» Goal: Copy each line that has the string "special" somewhere in it.

(Stored records)
^^^^^^^^^^^^^^^^
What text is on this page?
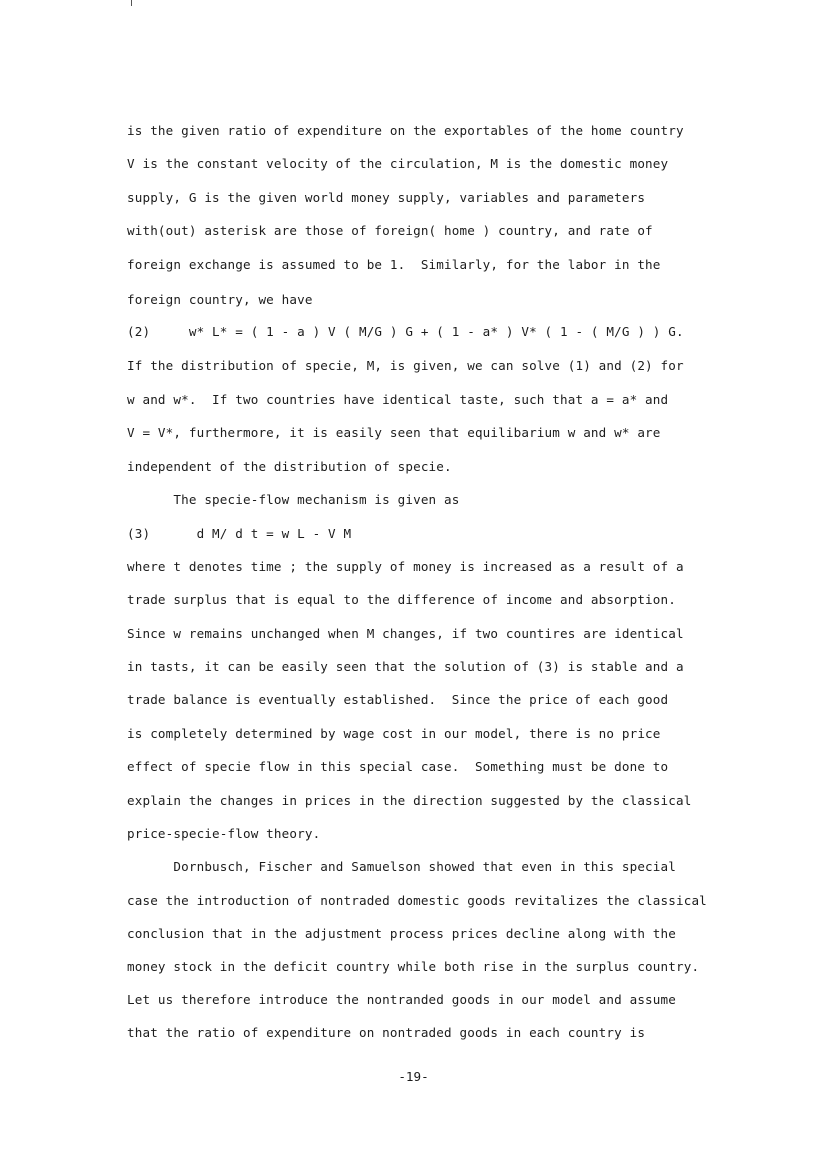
is the given ratio of expenditure on the exportables of the home country
V is the constant velocity of the circulation, M is the domestic money
supply, G is the given world money supply, variables and parameters
with(out) asterisk are those of foreign( home ) country, and rate of
foreign exchange is assumed to be 1.  Similarly, for the labor in the
foreign country, we have
(2)     w* L* = ( 1 - a ) V ( M/G ) G + ( 1 - a* ) V* ( 1 - ( M/G ) ) G.
If the distribution of specie, M, is given, we can solve (1) and (2) for
w and w*.  If two countries have identical taste, such that a = a* and
V = V*, furthermore, it is easily seen that equilibarium w and w* are
independent of the distribution of specie.
The specie-flow mechanism is given as
(3)      d M/ d t = w L - V M
where t denotes time ; the supply of money is increased as a result of a
trade surplus that is equal to the difference of income and absorption.
Since w remains unchanged when M changes, if two countires are identical
in tasts, it can be easily seen that the solution of (3) is stable and a
trade balance is eventually established.  Since the price of each good
is completely determined by wage cost in our model, there is no price
effect of specie flow in this special case.  Something must be done to
explain the changes in prices in the direction suggested by the classical
price-specie-flow theory.
Dornbusch, Fischer and Samuelson showed that even in this special
case the introduction of nontraded domestic goods revitalizes the classical
conclusion that in the adjustment process prices decline along with the
money stock in the deficit country while both rise in the surplus country.
Let us therefore introduce the nontranded goods in our model and assume
that the ratio of expenditure on nontraded goods in each country is
-19-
^^^^^^^^^^^^^^^^
» Result for this task:
effect of specie flow in this special case.  Something must be done to
Dornbusch, Fischer and Samuelson showed that even in this special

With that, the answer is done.